STATED EXERCISE:
Look through the material below and give the number of lines holding "毎月固定利用料", with no other words.

Lines of data
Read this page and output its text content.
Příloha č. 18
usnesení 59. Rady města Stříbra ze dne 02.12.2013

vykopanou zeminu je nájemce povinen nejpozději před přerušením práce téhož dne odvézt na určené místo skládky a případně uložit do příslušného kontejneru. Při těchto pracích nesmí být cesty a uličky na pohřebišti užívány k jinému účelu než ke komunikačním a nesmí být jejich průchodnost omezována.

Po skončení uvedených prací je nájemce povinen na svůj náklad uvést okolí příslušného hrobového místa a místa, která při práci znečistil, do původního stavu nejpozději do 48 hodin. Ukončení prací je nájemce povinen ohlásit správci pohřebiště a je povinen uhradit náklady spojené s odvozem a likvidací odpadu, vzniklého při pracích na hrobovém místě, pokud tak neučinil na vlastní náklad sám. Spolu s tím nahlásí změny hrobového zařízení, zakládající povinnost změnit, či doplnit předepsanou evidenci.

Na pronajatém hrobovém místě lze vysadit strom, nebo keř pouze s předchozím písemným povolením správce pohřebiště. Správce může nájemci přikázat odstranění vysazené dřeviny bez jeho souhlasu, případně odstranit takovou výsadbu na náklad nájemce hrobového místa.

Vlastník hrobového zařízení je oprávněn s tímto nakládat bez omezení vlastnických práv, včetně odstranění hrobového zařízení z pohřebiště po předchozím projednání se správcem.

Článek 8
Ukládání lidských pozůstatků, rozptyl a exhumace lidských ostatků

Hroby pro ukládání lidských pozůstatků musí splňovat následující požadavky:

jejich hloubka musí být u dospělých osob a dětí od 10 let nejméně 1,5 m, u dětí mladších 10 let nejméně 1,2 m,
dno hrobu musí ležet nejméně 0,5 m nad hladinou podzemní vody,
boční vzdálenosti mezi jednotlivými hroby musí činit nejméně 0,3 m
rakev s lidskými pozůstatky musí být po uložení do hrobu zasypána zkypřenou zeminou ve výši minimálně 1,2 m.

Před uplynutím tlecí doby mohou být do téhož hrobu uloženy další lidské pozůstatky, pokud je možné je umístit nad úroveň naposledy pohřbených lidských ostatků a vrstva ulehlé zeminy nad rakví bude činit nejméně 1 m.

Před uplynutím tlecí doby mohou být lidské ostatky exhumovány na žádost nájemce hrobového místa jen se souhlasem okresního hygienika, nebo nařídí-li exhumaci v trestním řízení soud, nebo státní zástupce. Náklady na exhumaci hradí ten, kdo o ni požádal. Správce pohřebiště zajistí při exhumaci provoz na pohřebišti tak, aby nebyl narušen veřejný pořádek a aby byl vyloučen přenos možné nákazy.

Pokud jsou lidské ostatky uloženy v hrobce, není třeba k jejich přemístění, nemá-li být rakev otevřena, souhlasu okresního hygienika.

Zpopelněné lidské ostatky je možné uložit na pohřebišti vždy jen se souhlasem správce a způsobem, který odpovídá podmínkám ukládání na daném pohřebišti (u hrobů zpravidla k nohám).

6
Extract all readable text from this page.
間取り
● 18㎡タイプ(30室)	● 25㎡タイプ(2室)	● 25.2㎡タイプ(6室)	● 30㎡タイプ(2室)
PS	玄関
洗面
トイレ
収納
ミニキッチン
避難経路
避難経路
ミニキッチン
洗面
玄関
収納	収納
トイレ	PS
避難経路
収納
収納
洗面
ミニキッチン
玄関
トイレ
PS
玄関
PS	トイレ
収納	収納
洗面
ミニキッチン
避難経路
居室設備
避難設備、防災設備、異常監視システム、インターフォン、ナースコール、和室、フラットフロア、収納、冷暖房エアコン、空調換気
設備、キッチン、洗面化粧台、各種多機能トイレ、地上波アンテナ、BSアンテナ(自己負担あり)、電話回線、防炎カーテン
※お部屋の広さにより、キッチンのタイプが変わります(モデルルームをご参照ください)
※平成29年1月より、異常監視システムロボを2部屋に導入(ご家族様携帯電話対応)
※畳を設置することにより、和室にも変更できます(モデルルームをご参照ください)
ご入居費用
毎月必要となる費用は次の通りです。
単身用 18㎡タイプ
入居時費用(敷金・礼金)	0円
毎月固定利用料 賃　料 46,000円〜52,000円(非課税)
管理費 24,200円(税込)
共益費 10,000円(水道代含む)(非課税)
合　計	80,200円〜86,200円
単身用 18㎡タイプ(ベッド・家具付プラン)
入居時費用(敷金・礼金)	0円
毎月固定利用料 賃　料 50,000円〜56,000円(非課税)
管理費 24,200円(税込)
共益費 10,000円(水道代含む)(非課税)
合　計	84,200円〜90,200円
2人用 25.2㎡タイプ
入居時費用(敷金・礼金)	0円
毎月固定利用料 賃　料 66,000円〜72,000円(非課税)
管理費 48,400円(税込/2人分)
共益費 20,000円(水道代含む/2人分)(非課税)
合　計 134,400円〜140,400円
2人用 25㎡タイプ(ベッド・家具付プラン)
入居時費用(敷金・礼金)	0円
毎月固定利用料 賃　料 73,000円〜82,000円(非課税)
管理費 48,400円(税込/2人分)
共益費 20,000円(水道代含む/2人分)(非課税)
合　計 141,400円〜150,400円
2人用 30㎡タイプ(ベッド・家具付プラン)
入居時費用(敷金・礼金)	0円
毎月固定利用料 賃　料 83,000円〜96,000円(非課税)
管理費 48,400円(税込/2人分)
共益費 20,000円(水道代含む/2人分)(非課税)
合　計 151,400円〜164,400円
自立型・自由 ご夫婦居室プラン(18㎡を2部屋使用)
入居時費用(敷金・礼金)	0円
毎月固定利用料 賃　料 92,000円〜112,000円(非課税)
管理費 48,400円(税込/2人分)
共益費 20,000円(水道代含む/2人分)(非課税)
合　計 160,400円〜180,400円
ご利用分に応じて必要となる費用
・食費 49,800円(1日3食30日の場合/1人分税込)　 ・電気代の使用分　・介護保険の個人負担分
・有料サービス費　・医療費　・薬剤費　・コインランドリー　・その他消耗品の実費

FINISHED ANSWER:
6